» **Problem to work on**:
Can you reproduce the data beneath, keeping every line exact?

(Data extracted from a collection)
— begin —

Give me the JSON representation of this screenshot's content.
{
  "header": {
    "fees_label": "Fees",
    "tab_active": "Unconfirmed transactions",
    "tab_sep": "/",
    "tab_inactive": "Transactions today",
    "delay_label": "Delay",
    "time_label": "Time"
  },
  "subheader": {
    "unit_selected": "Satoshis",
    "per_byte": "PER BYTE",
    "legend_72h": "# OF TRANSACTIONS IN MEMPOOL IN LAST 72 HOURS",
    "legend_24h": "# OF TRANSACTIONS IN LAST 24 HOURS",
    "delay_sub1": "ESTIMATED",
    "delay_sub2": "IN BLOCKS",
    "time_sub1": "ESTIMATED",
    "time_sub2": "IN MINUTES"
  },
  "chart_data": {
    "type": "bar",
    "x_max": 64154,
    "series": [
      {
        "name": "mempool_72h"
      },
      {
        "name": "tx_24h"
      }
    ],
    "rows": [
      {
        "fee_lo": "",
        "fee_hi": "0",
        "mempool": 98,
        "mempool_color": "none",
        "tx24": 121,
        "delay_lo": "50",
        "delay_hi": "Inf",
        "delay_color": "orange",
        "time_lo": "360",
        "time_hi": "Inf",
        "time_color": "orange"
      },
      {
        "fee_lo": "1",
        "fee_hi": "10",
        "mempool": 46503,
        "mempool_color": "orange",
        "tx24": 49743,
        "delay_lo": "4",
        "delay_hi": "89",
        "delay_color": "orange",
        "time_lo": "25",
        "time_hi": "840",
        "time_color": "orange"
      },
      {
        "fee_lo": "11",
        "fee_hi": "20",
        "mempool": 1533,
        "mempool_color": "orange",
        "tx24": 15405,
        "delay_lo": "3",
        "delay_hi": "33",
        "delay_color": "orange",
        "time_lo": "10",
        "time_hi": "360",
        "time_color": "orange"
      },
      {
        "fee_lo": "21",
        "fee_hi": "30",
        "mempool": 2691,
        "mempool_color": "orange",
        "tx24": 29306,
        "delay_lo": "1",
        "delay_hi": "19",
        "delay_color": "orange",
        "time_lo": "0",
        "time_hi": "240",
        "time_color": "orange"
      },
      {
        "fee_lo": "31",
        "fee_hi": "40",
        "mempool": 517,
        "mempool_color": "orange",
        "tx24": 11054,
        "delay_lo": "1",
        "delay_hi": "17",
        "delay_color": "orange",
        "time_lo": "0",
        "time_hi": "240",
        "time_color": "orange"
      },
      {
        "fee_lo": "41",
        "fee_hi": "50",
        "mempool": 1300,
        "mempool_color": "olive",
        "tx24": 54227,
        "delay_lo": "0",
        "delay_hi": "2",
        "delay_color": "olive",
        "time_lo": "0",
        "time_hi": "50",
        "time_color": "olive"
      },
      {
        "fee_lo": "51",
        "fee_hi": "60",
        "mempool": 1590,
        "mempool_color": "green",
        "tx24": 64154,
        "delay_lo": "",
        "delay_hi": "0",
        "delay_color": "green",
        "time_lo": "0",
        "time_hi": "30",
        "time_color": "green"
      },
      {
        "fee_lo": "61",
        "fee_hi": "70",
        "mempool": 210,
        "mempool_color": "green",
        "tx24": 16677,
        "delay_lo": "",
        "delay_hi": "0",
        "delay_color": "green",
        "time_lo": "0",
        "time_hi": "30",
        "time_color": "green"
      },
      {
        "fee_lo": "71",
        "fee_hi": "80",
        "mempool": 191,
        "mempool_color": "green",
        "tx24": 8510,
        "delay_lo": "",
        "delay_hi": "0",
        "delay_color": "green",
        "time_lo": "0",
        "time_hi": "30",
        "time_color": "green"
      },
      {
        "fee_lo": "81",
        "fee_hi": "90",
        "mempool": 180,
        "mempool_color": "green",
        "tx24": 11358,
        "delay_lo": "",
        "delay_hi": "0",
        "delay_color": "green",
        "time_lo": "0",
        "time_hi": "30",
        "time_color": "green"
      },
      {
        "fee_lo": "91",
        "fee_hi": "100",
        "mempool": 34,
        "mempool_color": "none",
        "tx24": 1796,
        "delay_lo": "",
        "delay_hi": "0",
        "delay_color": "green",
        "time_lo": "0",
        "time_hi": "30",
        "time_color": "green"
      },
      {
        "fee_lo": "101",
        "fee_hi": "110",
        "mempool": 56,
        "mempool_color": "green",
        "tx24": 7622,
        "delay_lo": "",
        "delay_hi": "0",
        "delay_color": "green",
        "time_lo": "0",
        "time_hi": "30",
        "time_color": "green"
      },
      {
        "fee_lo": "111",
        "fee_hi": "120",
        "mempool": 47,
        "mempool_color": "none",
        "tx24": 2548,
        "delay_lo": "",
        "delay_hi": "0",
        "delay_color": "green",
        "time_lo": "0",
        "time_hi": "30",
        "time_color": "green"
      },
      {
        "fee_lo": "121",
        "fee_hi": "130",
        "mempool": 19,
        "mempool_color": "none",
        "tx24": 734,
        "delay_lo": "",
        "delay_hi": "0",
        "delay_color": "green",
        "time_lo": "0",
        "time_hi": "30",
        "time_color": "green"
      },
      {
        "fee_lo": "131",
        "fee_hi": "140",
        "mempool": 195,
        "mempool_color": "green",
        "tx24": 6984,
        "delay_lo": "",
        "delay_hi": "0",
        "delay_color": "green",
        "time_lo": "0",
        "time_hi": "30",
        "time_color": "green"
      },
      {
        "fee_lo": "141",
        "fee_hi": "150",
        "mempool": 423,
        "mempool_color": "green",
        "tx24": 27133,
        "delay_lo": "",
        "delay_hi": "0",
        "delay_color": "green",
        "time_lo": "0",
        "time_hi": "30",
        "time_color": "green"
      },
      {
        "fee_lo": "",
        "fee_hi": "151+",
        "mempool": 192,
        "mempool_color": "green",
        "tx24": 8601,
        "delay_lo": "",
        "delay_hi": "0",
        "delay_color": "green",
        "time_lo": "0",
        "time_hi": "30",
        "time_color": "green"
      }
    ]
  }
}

— end —

» **Final result**:
Give me the JSON representation of this screenshot's content.
{
  "header": {
    "fees_label": "Fees",
    "tab_active": "Unconfirmed transactions",
    "tab_sep": "/",
    "tab_inactive": "Transactions today",
    "delay_label": "Delay",
    "time_label": "Time"
  },
  "subheader": {
    "unit_selected": "Satoshis",
    "per_byte": "PER BYTE",
    "legend_72h": "# OF TRANSACTIONS IN MEMPOOL IN LAST 72 HOURS",
    "legend_24h": "# OF TRANSACTIONS IN LAST 24 HOURS",
    "delay_sub1": "ESTIMATED",
    "delay_sub2": "IN BLOCKS",
    "time_sub1": "ESTIMATED",
    "time_sub2": "IN MINUTES"
  },
  "chart_data": {
    "type": "bar",
    "x_max": 64154,
    "series": [
      {
        "name": "mempool_72h"
      },
      {
        "name": "tx_24h"
      }
    ],
    "rows": [
      {
        "fee_lo": "",
        "fee_hi": "0",
        "mempool": 98,
        "mempool_color": "none",
        "tx24": 121,
        "delay_lo": "50",
        "delay_hi": "Inf",
        "delay_color": "orange",
        "time_lo": "360",
        "time_hi": "Inf",
        "time_color": "orange"
      },
      {
        "fee_lo": "1",
        "fee_hi": "10",
        "mempool": 46503,
        "mempool_color": "orange",
        "tx24": 49743,
        "delay_lo": "4",
        "delay_hi": "89",
        "delay_color": "orange",
        "time_lo": "25",
        "time_hi": "840",
        "time_color": "orange"
      },
      {
        "fee_lo": "11",
        "fee_hi": "20",
        "mempool": 1533,
        "mempool_color": "orange",
        "tx24": 15405,
        "delay_lo": "3",
        "delay_hi": "33",
        "delay_color": "orange",
        "time_lo": "10",
        "time_hi": "360",
        "time_color": "orange"
      },
      {
        "fee_lo": "21",
        "fee_hi": "30",
        "mempool": 2691,
        "mempool_color": "orange",
        "tx24": 29306,
        "delay_lo": "1",
        "delay_hi": "19",
        "delay_color": "orange",
        "time_lo": "0",
        "time_hi": "240",
        "time_color": "orange"
      },
      {
        "fee_lo": "31",
        "fee_hi": "40",
        "mempool": 517,
        "mempool_color": "orange",
        "tx24": 11054,
        "delay_lo": "1",
        "delay_hi": "17",
        "delay_color": "orange",
        "time_lo": "0",
        "time_hi": "240",
        "time_color": "orange"
      },
      {
        "fee_lo": "41",
        "fee_hi": "50",
        "mempool": 1300,
        "mempool_color": "olive",
        "tx24": 54227,
        "delay_lo": "0",
        "delay_hi": "2",
        "delay_color": "olive",
        "time_lo": "0",
        "time_hi": "50",
        "time_color": "olive"
      },
      {
        "fee_lo": "51",
        "fee_hi": "60",
        "mempool": 1590,
        "mempool_color": "green",
        "tx24": 64154,
        "delay_lo": "",
        "delay_hi": "0",
        "delay_color": "green",
        "time_lo": "0",
        "time_hi": "30",
        "time_color": "green"
      },
      {
        "fee_lo": "61",
        "fee_hi": "70",
        "mempool": 210,
        "mempool_color": "green",
        "tx24": 16677,
        "delay_lo": "",
        "delay_hi": "0",
        "delay_color": "green",
        "time_lo": "0",
        "time_hi": "30",
        "time_color": "green"
      },
      {
        "fee_lo": "71",
        "fee_hi": "80",
        "mempool": 191,
        "mempool_color": "green",
        "tx24": 8510,
        "delay_lo": "",
        "delay_hi": "0",
        "delay_color": "green",
        "time_lo": "0",
        "time_hi": "30",
        "time_color": "green"
      },
      {
        "fee_lo": "81",
        "fee_hi": "90",
        "mempool": 180,
        "mempool_color": "green",
        "tx24": 11358,
        "delay_lo": "",
        "delay_hi": "0",
        "delay_color": "green",
        "time_lo": "0",
        "time_hi": "30",
        "time_color": "green"
      },
      {
        "fee_lo": "91",
        "fee_hi": "100",
        "mempool": 34,
        "mempool_color": "none",
        "tx24": 1796,
        "delay_lo": "",
        "delay_hi": "0",
        "delay_color": "green",
        "time_lo": "0",
        "time_hi": "30",
        "time_color": "green"
      },
      {
        "fee_lo": "101",
        "fee_hi": "110",
        "mempool": 56,
        "mempool_color": "green",
        "tx24": 7622,
        "delay_lo": "",
        "delay_hi": "0",
        "delay_color": "green",
        "time_lo": "0",
        "time_hi": "30",
        "time_color": "green"
      },
      {
        "fee_lo": "111",
        "fee_hi": "120",
        "mempool": 47,
        "mempool_color": "none",
        "tx24": 2548,
        "delay_lo": "",
        "delay_hi": "0",
        "delay_color": "green",
        "time_lo": "0",
        "time_hi": "30",
        "time_color": "green"
      },
      {
        "fee_lo": "121",
        "fee_hi": "130",
        "mempool": 19,
        "mempool_color": "none",
        "tx24": 734,
        "delay_lo": "",
        "delay_hi": "0",
        "delay_color": "green",
        "time_lo": "0",
        "time_hi": "30",
        "time_color": "green"
      },
      {
        "fee_lo": "131",
        "fee_hi": "140",
        "mempool": 195,
        "mempool_color": "green",
        "tx24": 6984,
        "delay_lo": "",
        "delay_hi": "0",
        "delay_color": "green",
        "time_lo": "0",
        "time_hi": "30",
        "time_color": "green"
      },
      {
        "fee_lo": "141",
        "fee_hi": "150",
        "mempool": 423,
        "mempool_color": "green",
        "tx24": 27133,
        "delay_lo": "",
        "delay_hi": "0",
        "delay_color": "green",
        "time_lo": "0",
        "time_hi": "30",
        "time_color": "green"
      },
      {
        "fee_lo": "",
        "fee_hi": "151+",
        "mempool": 192,
        "mempool_color": "green",
        "tx24": 8601,
        "delay_lo": "",
        "delay_hi": "0",
        "delay_color": "green",
        "time_lo": "0",
        "time_hi": "30",
        "time_color": "green"
      }
    ]
  }
}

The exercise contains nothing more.